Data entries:
────────────────────────────────────────

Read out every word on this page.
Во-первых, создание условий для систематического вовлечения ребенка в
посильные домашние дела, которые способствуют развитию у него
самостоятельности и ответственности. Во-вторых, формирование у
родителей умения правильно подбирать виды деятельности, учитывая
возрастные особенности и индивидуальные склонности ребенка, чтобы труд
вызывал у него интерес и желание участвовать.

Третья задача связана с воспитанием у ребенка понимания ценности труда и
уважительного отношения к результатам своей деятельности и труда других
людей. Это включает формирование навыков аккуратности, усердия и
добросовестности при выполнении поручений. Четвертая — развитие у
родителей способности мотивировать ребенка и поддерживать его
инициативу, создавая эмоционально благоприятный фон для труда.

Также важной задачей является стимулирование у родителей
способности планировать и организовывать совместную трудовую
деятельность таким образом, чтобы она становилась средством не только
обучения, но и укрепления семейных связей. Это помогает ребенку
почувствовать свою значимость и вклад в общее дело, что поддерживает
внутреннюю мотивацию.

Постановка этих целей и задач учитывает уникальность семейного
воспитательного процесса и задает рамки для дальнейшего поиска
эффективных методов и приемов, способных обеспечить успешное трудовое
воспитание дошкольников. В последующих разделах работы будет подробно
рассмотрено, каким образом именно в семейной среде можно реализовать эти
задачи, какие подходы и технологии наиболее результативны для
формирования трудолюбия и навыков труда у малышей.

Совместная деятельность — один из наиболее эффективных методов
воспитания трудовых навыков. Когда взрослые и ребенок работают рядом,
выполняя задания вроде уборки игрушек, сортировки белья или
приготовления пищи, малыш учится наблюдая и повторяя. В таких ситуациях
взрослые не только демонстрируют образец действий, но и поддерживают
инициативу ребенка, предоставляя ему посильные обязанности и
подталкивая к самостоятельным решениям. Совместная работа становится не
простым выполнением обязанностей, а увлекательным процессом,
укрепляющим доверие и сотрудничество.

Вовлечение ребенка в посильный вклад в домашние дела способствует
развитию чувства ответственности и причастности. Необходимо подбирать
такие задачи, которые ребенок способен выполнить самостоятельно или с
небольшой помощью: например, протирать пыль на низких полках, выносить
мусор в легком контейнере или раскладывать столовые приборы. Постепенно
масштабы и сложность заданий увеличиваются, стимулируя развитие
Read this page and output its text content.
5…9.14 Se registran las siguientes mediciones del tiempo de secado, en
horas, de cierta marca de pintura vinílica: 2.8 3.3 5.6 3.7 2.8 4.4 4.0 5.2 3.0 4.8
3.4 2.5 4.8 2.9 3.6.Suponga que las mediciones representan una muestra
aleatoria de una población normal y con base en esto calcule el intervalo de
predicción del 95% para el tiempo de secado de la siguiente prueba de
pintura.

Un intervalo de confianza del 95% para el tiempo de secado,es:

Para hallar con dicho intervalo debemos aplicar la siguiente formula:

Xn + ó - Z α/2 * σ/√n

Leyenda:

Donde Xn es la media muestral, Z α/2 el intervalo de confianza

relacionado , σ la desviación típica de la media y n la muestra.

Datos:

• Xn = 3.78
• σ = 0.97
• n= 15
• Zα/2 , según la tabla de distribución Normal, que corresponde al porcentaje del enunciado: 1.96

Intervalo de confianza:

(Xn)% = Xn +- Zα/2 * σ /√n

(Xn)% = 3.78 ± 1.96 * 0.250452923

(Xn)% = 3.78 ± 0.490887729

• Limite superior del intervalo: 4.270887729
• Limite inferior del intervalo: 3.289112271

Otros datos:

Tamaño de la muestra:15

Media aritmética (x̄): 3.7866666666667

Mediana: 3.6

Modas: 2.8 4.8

────────────────────────────────────────

Task description -> Filter the listing for the word "ребенка" and copy every line that holds it.

Exercise solution ->
Во-первых, создание условий для систематического вовлечения ребенка в
возрастные особенности и индивидуальные склонности ребенка, чтобы труд
Третья задача связана с воспитанием у ребенка понимания ценности труда и
родителей способности мотивировать ребенка и поддерживать его
инициативу ребенка, предоставляя ему посильные обязанности и
Вовлечение ребенка в посильный вклад в домашние дела способствует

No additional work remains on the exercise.